Would you extract the whole listing below and retype it exactly?

= = = =

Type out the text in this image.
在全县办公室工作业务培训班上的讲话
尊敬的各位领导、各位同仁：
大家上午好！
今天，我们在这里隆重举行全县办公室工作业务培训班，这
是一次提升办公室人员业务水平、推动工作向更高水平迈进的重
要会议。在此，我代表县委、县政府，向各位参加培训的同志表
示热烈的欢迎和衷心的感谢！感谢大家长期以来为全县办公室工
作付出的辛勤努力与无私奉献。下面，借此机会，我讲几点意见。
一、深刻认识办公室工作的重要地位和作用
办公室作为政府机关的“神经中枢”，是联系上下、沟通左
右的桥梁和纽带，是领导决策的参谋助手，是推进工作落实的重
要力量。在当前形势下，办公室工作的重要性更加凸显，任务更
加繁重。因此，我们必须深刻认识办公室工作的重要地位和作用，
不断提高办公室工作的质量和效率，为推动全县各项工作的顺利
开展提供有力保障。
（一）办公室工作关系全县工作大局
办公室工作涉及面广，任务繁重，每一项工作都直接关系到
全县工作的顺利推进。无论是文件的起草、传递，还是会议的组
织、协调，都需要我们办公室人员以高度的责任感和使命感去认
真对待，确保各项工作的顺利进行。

= = = =

**ANSWER TO THE TASK**
Type out the text in this image.
在全县办公室工作业务培训班上的讲话
尊敬的各位领导、各位同仁：
大家上午好！
今天，我们在这里隆重举行全县办公室工作业务培训班，这
是一次提升办公室人员业务水平、推动工作向更高水平迈进的重
要会议。在此，我代表县委、县政府，向各位参加培训的同志表
示热烈的欢迎和衷心的感谢！感谢大家长期以来为全县办公室工
作付出的辛勤努力与无私奉献。下面，借此机会，我讲几点意见。
一、深刻认识办公室工作的重要地位和作用
办公室作为政府机关的“神经中枢”，是联系上下、沟通左
右的桥梁和纽带，是领导决策的参谋助手，是推进工作落实的重
要力量。在当前形势下，办公室工作的重要性更加凸显，任务更
加繁重。因此，我们必须深刻认识办公室工作的重要地位和作用，
不断提高办公室工作的质量和效率，为推动全县各项工作的顺利
开展提供有力保障。
（一）办公室工作关系全县工作大局
办公室工作涉及面广，任务繁重，每一项工作都直接关系到
全县工作的顺利推进。无论是文件的起草、传递，还是会议的组
织、协调，都需要我们办公室人员以高度的责任感和使命感去认
真对待，确保各项工作的顺利进行。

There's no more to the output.